> _Given problem_
For the material that follows, list every line containing the word "flag".

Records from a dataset
— Begin —

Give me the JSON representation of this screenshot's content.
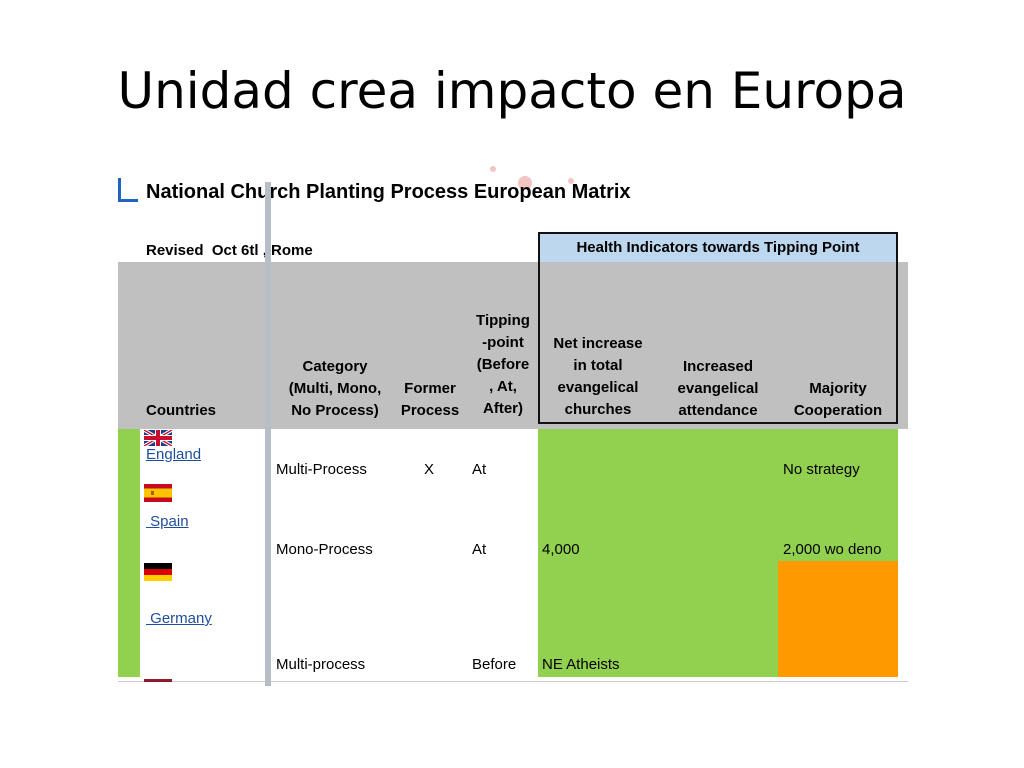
{
  "slide": {
    "title": "Unidad crea impacto en Europa"
  },
  "matrix": {
    "title": "National Church Planting Process European Matrix",
    "revised": "Revised  Oct 6tl , Rome",
    "health_header": "Health Indicators towards Tipping Point",
    "colors": {
      "green": "#92d050",
      "orange": "#ff9900",
      "header_gray": "#c0c0c0",
      "header_blue": "#bdd7ee"
    },
    "columns": {
      "countries": "Countries",
      "category": [
        "Category",
        "(Multi, Mono,",
        "No Process)"
      ],
      "former": [
        "Former",
        "Process"
      ],
      "tipping": [
        "Tipping",
        "-point",
        "(Before",
        ", At,",
        "After)"
      ],
      "net_increase": [
        "Net increase",
        "in total",
        "evangelical",
        "churches"
      ],
      "attendance": [
        "Increased",
        "evangelical",
        "attendance"
      ],
      "cooperation": [
        "Majority",
        "Cooperation"
      ]
    },
    "rows": [
      {
        "country": "England",
        "flag": "uk-flag-icon",
        "category": "Multi-Process",
        "former": "X",
        "tipping": "At",
        "net_increase": "",
        "cooperation": "No strategy"
      },
      {
        "country": " Spain",
        "flag": "spain-flag-icon",
        "category": "Mono-Process",
        "former": "",
        "tipping": "At",
        "net_increase": "4,000",
        "cooperation": "2,000 wo deno"
      },
      {
        "country": " Germany",
        "flag": "germany-flag-icon",
        "category": "Multi-process",
        "former": "",
        "tipping": "Before",
        "net_increase": "NE Atheists",
        "cooperation": ""
      }
    ]
  }
}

— End —

> _Written solution_
        "flag": "uk-flag-icon",
        "flag": "spain-flag-icon",
        "flag": "germany-flag-icon",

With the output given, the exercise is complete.